● Task requirements: Would you repeat the listing exactly but omit every picture?

● Exercise inputs:
■ ■ ■ ■

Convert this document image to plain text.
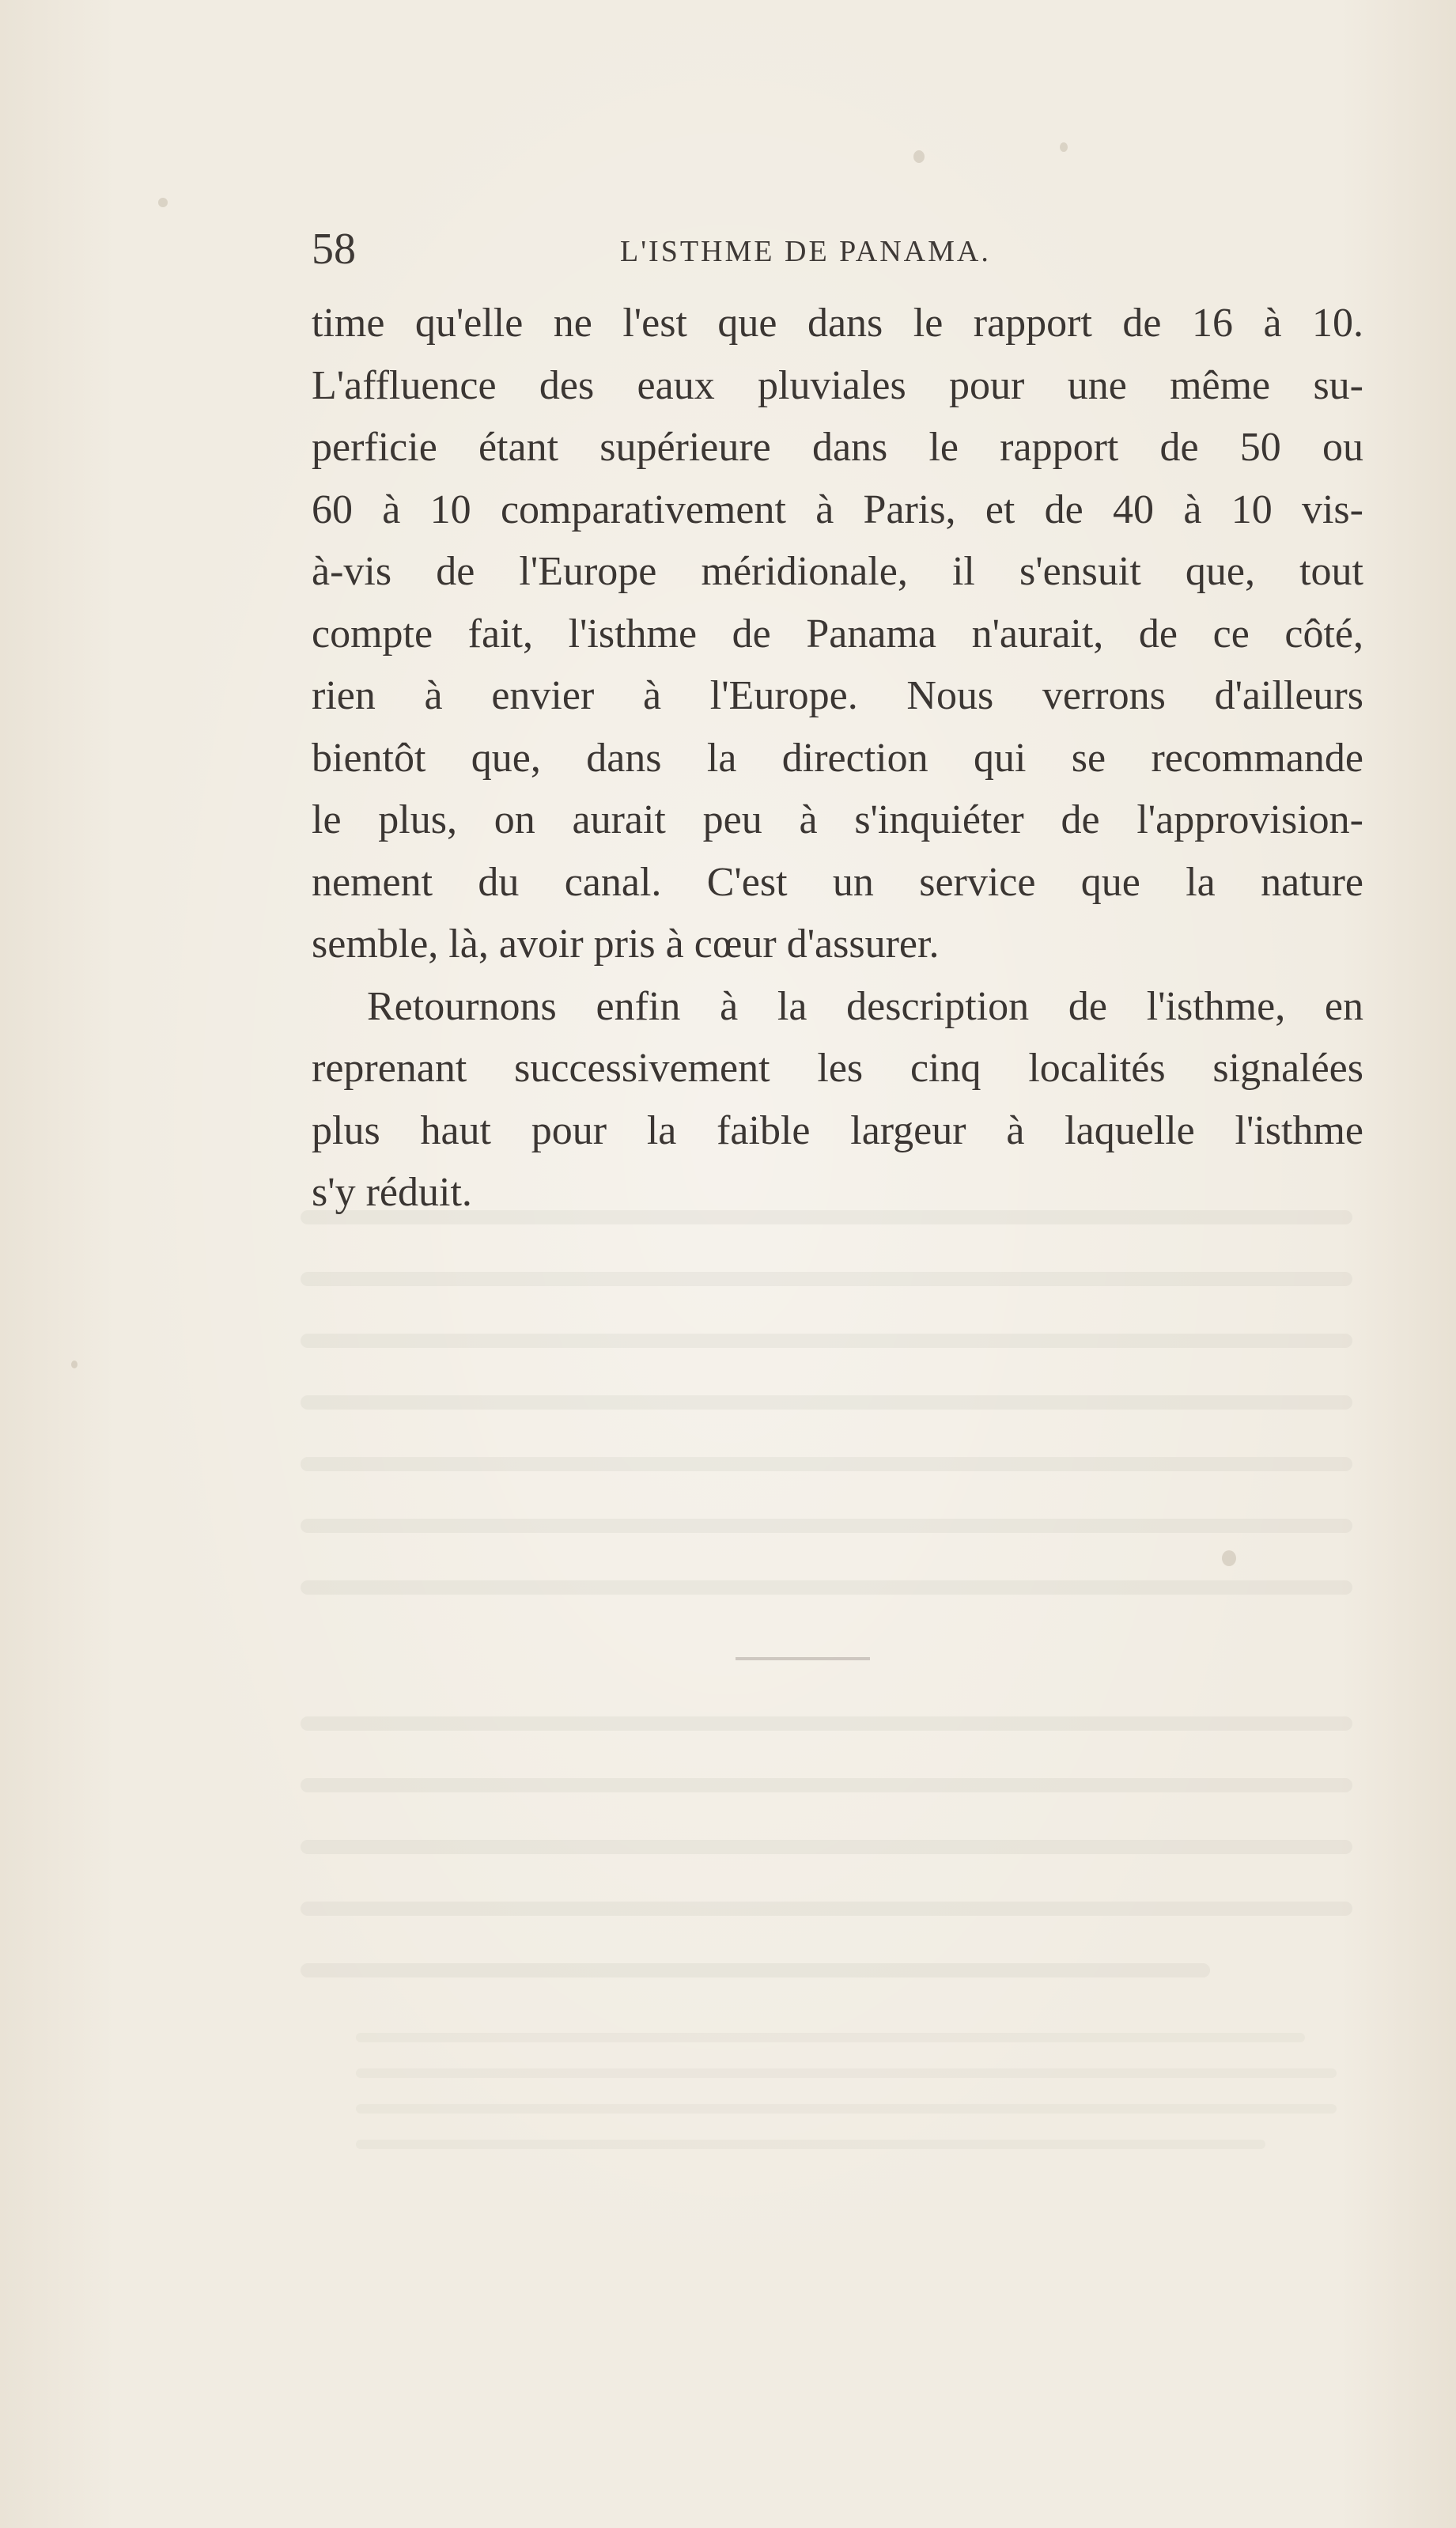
58	L'ISTHME DE PANAMA.
time qu'elle ne l'est que dans le rapport de 16 à 10.
L'affluence des eaux pluviales pour une même su-
perficie étant supérieure dans le rapport de 50 ou
60 à 10 comparativement à Paris, et de 40 à 10 vis-
à-vis de l'Europe méridionale, il s'ensuit que, tout
compte fait, l'isthme de Panama n'aurait, de ce côté,
rien à envier à l'Europe. Nous verrons d'ailleurs
bientôt que, dans la direction qui se recommande
le plus, on aurait peu à s'inquiéter de l'approvision-
nement du canal. C'est un service que la nature
semble, là, avoir pris à cœur d'assurer.
Retournons enfin à la description de l'isthme, en
reprenant successivement les cinq localités signalées
plus haut pour la faible largeur à laquelle l'isthme
s'y réduit.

■ ■ ■ ■

● Correct output:
Convert this document image to plain text.
58	L'ISTHME DE PANAMA.
time qu'elle ne l'est que dans le rapport de 16 à 10.
L'affluence des eaux pluviales pour une même su-
perficie étant supérieure dans le rapport de 50 ou
60 à 10 comparativement à Paris, et de 40 à 10 vis-
à-vis de l'Europe méridionale, il s'ensuit que, tout
compte fait, l'isthme de Panama n'aurait, de ce côté,
rien à envier à l'Europe. Nous verrons d'ailleurs
bientôt que, dans la direction qui se recommande
le plus, on aurait peu à s'inquiéter de l'approvision-
nement du canal. C'est un service que la nature
semble, là, avoir pris à cœur d'assurer.
Retournons enfin à la description de l'isthme, en
reprenant successivement les cinq localités signalées
plus haut pour la faible largeur à laquelle l'isthme
s'y réduit.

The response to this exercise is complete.